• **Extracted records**

──────────────────────────────

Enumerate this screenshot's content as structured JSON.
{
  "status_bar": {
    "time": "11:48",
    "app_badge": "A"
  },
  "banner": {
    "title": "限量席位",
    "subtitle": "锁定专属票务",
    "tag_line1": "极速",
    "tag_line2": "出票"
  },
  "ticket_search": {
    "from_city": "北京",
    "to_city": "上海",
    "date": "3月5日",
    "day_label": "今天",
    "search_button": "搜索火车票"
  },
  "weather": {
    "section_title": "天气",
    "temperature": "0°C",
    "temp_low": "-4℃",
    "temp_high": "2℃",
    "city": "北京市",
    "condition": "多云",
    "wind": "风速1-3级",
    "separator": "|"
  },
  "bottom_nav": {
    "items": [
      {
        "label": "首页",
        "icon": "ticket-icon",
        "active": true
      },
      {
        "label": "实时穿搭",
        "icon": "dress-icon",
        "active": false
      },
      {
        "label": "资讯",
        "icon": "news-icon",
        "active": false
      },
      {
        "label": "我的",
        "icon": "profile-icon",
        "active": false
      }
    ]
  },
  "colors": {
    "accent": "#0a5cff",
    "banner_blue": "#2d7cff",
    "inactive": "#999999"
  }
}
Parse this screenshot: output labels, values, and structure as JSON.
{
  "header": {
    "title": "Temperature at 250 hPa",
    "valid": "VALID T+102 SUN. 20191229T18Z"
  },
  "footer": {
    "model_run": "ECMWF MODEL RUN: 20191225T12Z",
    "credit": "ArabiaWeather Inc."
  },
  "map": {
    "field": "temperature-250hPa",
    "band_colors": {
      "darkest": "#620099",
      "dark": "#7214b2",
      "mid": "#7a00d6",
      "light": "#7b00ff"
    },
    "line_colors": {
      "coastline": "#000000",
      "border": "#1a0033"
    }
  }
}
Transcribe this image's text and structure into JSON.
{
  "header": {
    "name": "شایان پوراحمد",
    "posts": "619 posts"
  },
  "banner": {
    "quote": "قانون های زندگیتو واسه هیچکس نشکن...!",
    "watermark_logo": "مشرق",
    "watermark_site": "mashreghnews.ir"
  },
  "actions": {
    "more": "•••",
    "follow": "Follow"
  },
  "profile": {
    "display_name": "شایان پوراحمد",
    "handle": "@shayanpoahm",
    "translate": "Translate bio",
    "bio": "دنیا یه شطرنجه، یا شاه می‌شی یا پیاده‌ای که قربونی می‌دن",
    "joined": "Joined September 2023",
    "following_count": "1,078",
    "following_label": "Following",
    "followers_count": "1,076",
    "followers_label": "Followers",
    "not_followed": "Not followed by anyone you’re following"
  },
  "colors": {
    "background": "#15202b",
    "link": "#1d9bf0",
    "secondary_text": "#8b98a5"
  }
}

──────────────────────────────

• **Stated task**
Set out exactly the run of lines that begins at the line holding "Transcribe this image's" and ends at the last line of the data.

• **Result**
Transcribe this image's text and structure into JSON.
{
  "header": {
    "name": "شایان پوراحمد",
    "posts": "619 posts"
  },
  "banner": {
    "quote": "قانون های زندگیتو واسه هیچکس نشکن...!",
    "watermark_logo": "مشرق",
    "watermark_site": "mashreghnews.ir"
  },
  "actions": {
    "more": "•••",
    "follow": "Follow"
  },
  "profile": {
    "display_name": "شایان پوراحمد",
    "handle": "@shayanpoahm",
    "translate": "Translate bio",
    "bio": "دنیا یه شطرنجه، یا شاه می‌شی یا پیاده‌ای که قربونی می‌دن",
    "joined": "Joined September 2023",
    "following_count": "1,078",
    "following_label": "Following",
    "followers_count": "1,076",
    "followers_label": "Followers",
    "not_followed": "Not followed by anyone you’re following"
  },
  "colors": {
    "background": "#15202b",
    "link": "#1d9bf0",
    "secondary_text": "#8b98a5"
  }
}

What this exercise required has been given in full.